◆ **CHALLENGE**: Using the listing below, copy every line that mentions "What".

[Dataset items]
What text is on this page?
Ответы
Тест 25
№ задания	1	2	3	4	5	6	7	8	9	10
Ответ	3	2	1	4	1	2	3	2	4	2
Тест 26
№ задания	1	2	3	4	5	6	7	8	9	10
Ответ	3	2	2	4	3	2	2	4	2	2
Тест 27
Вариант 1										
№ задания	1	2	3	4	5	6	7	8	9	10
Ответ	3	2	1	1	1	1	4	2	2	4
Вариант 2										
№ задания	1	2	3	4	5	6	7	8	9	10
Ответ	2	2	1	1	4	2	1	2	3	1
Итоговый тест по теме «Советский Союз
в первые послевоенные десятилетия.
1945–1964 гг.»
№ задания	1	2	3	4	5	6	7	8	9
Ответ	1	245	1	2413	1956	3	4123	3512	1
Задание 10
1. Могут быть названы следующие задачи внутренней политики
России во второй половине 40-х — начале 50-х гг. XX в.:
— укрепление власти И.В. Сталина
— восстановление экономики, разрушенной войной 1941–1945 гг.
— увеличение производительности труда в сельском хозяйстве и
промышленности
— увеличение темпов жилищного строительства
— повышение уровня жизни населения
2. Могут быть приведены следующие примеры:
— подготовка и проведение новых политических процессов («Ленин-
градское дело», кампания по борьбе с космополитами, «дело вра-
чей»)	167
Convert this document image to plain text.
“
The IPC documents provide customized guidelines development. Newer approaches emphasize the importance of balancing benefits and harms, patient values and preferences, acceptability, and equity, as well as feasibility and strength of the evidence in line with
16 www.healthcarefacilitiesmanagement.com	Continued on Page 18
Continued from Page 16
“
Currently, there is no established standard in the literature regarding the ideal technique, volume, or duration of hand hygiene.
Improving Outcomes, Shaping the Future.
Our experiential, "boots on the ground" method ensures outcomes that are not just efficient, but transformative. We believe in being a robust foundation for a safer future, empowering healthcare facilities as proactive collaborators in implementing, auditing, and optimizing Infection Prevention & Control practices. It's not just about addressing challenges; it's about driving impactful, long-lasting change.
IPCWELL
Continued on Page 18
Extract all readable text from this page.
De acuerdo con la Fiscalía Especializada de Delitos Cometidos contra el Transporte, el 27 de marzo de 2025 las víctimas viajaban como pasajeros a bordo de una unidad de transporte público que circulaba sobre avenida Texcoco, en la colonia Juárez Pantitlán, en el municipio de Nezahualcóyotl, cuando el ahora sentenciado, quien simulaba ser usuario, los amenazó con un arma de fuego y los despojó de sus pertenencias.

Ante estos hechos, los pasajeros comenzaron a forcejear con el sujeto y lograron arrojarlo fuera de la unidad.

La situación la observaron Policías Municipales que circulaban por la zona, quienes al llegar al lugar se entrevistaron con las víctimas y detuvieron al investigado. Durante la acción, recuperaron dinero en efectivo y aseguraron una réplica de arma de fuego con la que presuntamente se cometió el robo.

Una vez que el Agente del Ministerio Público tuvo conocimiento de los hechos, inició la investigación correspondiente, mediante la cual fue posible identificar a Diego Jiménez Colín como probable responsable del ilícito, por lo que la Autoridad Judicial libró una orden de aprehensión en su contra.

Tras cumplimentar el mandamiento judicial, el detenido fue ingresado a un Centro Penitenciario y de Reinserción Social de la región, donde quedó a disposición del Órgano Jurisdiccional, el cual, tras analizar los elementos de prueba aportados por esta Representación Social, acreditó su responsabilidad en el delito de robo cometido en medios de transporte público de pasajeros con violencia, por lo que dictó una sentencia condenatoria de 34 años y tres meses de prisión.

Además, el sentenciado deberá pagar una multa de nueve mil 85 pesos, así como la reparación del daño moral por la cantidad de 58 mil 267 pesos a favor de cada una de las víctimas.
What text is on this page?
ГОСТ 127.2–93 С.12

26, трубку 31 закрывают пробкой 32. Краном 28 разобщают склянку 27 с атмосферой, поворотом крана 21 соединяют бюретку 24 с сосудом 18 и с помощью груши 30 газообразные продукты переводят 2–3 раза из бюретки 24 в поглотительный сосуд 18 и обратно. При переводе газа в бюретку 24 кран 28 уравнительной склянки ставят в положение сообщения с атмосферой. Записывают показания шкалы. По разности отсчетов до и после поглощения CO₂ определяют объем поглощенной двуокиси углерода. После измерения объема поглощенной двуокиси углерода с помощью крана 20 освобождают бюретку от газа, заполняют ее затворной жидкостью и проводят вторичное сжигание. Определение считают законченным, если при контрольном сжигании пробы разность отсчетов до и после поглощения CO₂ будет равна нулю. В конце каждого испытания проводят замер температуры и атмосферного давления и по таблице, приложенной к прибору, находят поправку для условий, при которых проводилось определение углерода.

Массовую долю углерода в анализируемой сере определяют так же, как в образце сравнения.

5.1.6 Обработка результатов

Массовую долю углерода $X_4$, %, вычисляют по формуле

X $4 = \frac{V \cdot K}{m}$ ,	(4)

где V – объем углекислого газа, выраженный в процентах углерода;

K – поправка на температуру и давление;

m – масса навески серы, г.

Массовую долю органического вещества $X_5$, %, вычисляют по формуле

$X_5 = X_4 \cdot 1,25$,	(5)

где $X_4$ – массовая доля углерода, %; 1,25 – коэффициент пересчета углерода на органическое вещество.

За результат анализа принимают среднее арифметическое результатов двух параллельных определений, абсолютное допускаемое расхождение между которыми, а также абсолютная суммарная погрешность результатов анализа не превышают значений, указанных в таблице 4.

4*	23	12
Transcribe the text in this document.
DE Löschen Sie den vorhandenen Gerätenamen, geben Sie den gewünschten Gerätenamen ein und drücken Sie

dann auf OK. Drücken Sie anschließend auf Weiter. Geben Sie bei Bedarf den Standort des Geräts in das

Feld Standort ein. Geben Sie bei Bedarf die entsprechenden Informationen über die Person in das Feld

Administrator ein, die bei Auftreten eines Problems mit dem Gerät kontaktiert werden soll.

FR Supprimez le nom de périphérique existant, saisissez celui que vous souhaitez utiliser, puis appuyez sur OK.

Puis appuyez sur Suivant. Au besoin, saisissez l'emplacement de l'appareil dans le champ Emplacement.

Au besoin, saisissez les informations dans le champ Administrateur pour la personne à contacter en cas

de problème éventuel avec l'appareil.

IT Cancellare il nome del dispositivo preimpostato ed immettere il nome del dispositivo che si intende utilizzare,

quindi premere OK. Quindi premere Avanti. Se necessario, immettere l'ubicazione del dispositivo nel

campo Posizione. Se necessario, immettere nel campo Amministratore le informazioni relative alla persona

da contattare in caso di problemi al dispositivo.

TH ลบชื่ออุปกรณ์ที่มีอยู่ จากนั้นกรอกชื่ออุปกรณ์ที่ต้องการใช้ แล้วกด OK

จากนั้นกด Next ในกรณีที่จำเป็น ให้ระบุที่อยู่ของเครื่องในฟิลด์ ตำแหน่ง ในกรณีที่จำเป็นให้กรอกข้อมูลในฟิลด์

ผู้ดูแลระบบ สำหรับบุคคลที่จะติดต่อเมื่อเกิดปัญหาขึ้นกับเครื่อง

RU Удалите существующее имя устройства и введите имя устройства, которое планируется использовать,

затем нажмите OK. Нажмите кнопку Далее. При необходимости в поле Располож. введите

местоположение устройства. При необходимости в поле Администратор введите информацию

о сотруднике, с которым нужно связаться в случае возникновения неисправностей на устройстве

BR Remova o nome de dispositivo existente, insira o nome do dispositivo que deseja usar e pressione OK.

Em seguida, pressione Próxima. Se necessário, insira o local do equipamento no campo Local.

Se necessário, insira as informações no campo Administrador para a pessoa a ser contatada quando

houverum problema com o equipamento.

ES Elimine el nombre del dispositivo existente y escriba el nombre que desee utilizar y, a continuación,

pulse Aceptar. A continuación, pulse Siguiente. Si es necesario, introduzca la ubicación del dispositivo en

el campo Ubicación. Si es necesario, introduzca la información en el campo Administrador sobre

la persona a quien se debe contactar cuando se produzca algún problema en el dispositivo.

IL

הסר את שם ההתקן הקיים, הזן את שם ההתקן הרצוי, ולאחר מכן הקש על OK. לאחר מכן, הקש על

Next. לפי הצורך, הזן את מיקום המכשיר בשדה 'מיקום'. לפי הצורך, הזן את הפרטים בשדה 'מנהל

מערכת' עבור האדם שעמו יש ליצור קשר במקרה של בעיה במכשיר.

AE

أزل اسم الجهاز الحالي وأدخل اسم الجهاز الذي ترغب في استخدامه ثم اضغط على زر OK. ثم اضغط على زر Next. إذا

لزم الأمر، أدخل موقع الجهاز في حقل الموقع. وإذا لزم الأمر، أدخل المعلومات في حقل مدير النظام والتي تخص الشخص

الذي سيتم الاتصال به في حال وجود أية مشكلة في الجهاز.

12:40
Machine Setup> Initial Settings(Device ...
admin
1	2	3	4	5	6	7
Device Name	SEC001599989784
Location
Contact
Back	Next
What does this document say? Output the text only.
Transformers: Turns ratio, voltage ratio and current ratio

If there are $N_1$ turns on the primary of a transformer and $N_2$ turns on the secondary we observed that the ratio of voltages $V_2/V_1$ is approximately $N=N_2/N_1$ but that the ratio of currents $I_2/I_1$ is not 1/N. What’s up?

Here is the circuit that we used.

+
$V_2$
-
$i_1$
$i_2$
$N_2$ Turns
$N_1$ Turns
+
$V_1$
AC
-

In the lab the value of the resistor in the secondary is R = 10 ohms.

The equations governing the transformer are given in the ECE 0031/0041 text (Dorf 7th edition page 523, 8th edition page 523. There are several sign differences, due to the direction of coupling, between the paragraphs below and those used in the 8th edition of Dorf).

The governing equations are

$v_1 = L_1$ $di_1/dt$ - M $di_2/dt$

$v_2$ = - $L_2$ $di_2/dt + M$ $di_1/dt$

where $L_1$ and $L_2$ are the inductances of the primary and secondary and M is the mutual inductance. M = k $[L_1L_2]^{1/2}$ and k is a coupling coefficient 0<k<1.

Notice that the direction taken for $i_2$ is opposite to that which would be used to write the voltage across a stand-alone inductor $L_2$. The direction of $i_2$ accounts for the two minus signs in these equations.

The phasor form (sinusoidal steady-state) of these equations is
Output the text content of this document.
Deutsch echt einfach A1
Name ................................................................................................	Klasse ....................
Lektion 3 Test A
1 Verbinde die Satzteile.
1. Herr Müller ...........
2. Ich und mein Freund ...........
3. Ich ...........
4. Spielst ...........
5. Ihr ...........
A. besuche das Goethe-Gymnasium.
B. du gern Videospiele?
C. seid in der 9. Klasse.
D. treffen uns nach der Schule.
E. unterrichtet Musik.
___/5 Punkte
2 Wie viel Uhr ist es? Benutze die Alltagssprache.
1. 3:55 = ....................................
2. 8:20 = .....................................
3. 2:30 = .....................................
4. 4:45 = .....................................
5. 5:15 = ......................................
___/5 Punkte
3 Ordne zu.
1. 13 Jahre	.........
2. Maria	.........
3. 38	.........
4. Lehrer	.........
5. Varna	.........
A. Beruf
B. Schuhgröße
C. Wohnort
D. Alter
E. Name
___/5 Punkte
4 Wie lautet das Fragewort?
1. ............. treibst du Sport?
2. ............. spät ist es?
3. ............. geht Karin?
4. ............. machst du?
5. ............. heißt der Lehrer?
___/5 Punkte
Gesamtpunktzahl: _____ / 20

◆ **ANSWER TO THE EXERCISE**:
What text is on this page?
What text is on this page?
What does this document say? Output the text only.
If there are $N_1$ turns on the primary of a transformer and $N_2$ turns on the secondary we observed that the ratio of voltages $V_2/V_1$ is approximately $N=N_2/N_1$ but that the ratio of currents $I_2/I_1$ is not 1/N. What’s up?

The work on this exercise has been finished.